TASK OBJECTIVE: Please gather every entry below that contains the string "line", matching case exactly, and copy each one out in full.
== EXERCISE INPUTS ==
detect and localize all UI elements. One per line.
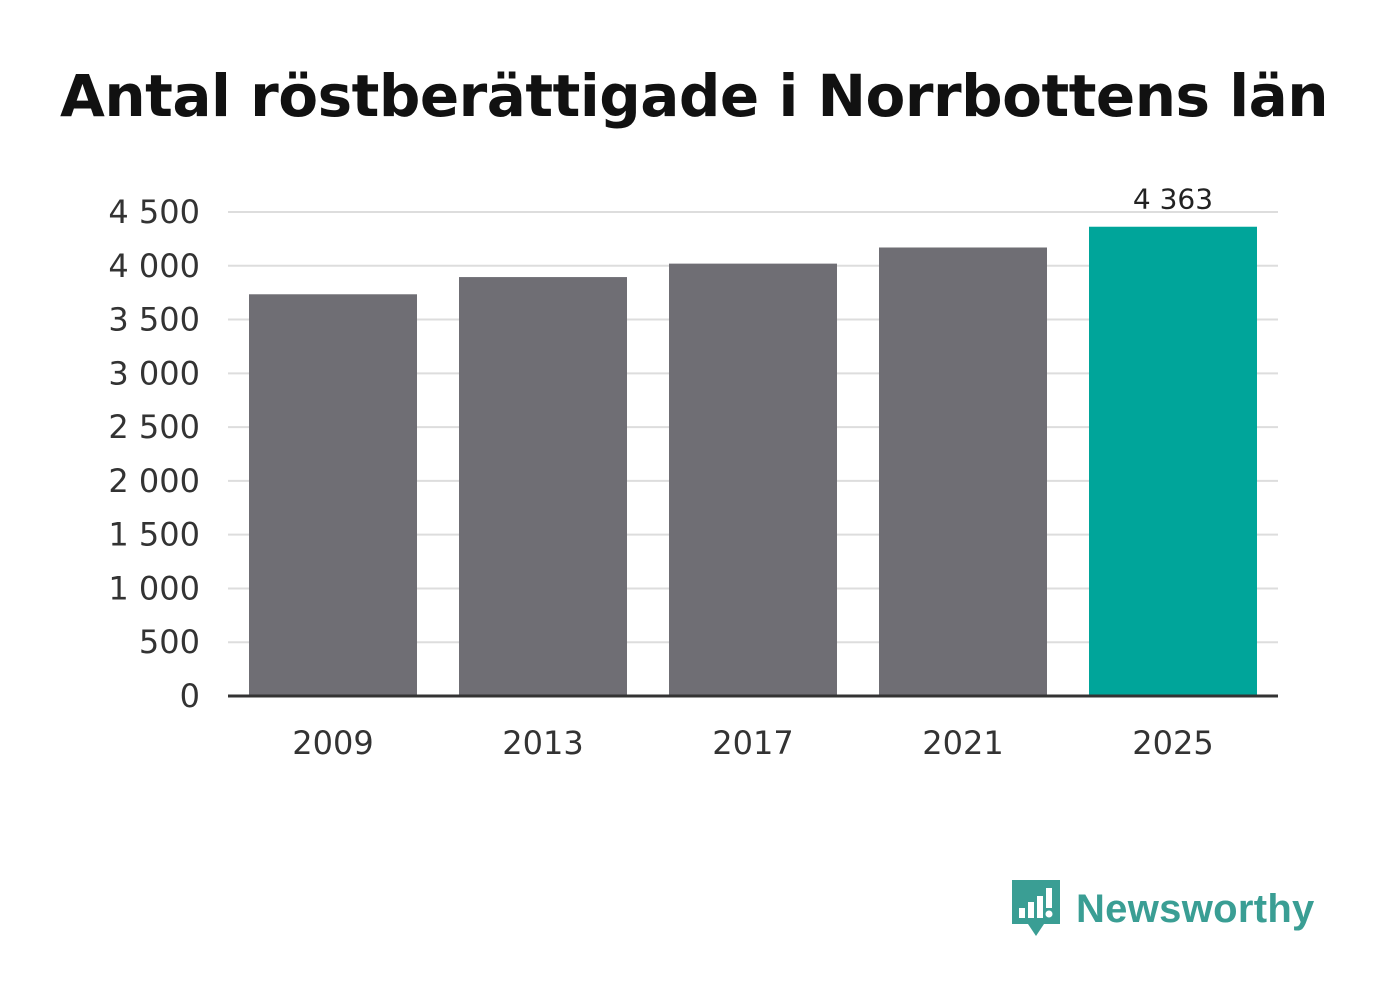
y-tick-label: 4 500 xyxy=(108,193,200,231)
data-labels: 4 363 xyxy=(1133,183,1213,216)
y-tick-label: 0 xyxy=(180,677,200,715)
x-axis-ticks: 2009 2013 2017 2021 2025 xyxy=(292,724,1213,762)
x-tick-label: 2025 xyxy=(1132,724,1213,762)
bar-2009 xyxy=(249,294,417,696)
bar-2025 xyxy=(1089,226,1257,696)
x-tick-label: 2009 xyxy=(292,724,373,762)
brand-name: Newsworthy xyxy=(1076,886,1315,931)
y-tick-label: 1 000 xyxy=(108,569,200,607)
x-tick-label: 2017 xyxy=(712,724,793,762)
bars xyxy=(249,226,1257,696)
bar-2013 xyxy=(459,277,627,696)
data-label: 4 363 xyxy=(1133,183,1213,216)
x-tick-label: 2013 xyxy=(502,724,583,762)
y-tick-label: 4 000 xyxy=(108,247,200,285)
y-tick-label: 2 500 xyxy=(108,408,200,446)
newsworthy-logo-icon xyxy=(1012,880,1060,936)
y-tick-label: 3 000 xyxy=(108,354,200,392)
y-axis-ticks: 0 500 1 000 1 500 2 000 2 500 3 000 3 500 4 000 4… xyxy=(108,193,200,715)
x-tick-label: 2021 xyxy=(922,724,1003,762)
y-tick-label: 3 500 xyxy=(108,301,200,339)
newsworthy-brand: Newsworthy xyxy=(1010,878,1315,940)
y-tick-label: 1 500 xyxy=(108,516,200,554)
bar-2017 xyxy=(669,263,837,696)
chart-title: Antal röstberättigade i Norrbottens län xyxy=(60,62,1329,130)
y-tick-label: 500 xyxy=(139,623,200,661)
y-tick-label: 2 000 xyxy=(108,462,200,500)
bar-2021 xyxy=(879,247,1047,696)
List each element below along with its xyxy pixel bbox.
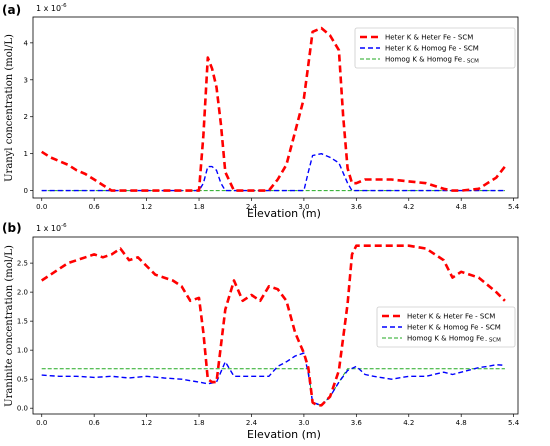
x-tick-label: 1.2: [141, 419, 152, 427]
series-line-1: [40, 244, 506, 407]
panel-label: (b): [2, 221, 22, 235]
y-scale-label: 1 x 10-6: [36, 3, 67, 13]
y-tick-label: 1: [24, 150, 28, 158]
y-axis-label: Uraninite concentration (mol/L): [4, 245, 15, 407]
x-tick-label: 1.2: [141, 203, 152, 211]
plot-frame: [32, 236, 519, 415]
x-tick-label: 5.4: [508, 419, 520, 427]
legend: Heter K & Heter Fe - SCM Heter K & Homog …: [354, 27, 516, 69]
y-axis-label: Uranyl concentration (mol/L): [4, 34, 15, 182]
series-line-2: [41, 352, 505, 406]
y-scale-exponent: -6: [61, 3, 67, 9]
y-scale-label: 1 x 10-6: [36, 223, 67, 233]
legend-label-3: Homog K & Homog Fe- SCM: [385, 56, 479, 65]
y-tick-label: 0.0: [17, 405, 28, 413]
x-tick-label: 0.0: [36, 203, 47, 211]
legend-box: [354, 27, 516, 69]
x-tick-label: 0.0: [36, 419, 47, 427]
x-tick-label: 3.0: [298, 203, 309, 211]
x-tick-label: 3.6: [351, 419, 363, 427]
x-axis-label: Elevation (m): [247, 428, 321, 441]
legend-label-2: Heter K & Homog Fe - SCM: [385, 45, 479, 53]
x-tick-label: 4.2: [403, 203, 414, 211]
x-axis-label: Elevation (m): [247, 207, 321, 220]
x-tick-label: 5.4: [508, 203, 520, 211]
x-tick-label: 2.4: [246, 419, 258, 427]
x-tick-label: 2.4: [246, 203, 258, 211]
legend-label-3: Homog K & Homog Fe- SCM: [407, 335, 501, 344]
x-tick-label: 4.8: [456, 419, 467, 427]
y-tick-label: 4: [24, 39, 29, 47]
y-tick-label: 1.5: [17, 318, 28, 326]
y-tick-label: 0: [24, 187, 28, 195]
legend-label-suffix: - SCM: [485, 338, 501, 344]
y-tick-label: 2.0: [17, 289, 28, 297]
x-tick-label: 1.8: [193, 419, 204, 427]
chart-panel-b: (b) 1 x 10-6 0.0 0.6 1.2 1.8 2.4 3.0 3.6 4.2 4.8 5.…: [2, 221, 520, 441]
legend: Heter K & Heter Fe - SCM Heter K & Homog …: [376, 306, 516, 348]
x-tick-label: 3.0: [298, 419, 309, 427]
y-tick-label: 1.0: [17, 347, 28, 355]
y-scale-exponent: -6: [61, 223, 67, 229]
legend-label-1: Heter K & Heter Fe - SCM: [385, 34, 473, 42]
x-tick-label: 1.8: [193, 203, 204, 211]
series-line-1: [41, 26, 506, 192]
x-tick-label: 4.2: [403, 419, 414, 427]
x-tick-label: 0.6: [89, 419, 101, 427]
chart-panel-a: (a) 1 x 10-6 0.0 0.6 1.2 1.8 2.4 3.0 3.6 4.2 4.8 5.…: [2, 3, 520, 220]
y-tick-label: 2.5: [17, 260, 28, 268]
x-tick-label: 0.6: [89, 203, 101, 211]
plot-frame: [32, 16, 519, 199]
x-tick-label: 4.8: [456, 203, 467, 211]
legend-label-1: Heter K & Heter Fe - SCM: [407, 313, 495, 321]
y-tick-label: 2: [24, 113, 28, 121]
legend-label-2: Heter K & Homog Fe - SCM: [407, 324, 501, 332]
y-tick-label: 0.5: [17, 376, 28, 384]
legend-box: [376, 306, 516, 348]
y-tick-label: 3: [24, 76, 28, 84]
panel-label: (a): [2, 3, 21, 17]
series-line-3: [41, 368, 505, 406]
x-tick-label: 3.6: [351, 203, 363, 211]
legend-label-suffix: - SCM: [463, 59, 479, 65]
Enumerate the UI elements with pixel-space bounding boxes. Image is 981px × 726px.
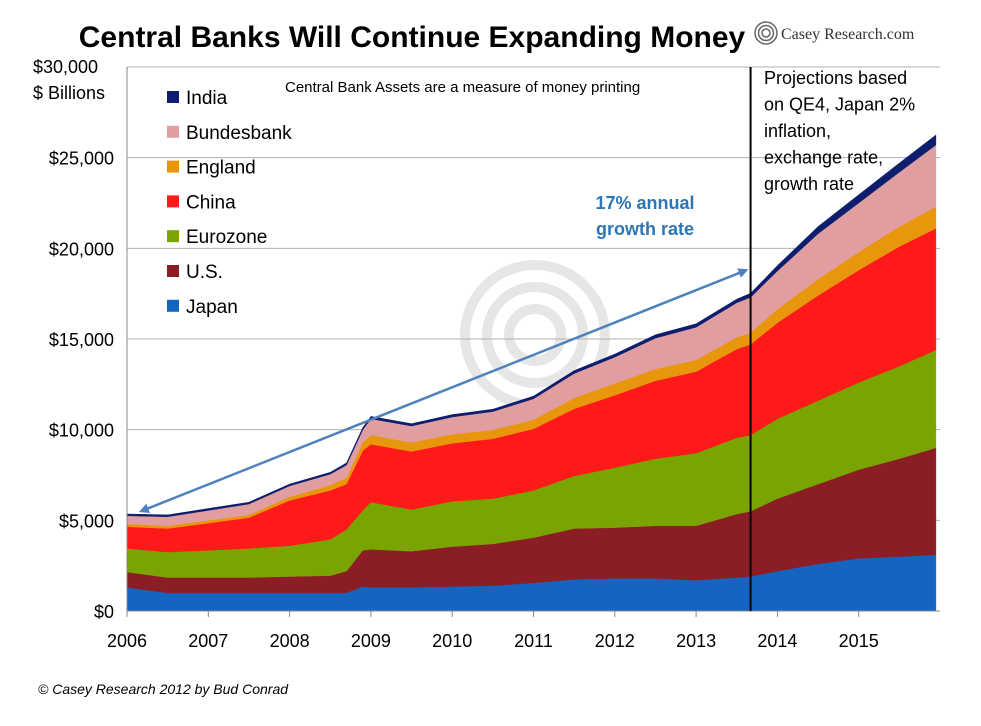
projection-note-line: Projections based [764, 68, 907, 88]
===
RESULT BELOW:
detect and localize all UI elements. One per line.
series-line-1: [40, 244, 506, 407]
series-line-2: [41, 352, 505, 406]
series-line-1: [41, 26, 506, 192]
series-line-3: [41, 368, 505, 406]
projection-note-line: Projections based [764, 68, 907, 88]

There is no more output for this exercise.